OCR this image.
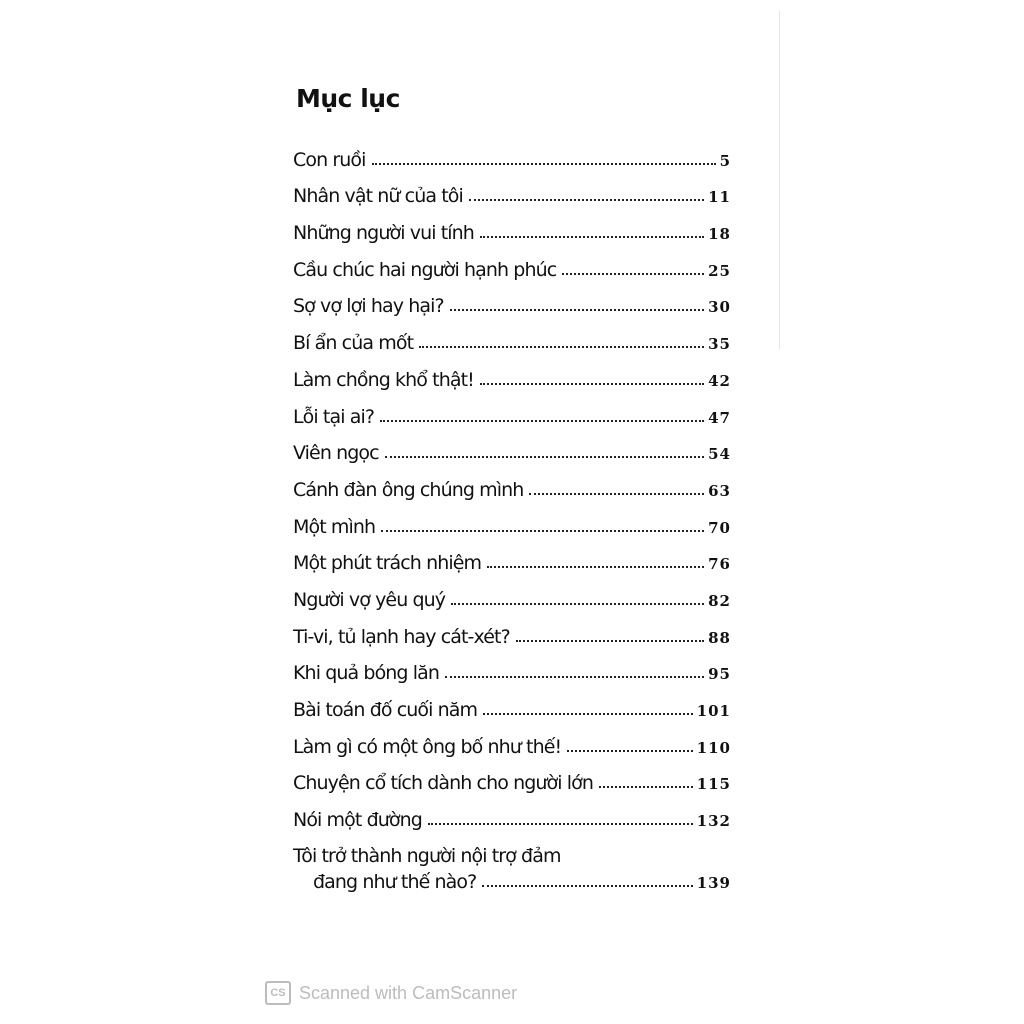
Mục lục
Con ruồi	5
Nhân vật nữ của tôi	11
Những người vui tính	18
Cầu chúc hai người hạnh phúc	25
Sợ vợ lợi hay hại?	30
Bí ẩn của mốt	35
Làm chồng khổ thật!	42
Lỗi tại ai?	47
Viên ngọc	54
Cánh đàn ông chúng mình	63
Một mình	70
Một phút trách nhiệm	76
Người vợ yêu quý	82
Ti-vi, tủ lạnh hay cát-xét?	88
Khi quả bóng lăn	95
Bài toán đố cuối năm	101
Làm gì có một ông bố như thế!	110
Chuyện cổ tích dành cho người lớn	115
Nói một đường	132
Tôi trở thành người nội trợ đảm
đang như thế nào?	139
CS Scanned with CamScanner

# # # # #

**Task prompt:**
Which lines above contain the word "mình"? Copy each of them.

**Answer to the task:**
Cánh đàn ông chúng mình	63
Một mình	70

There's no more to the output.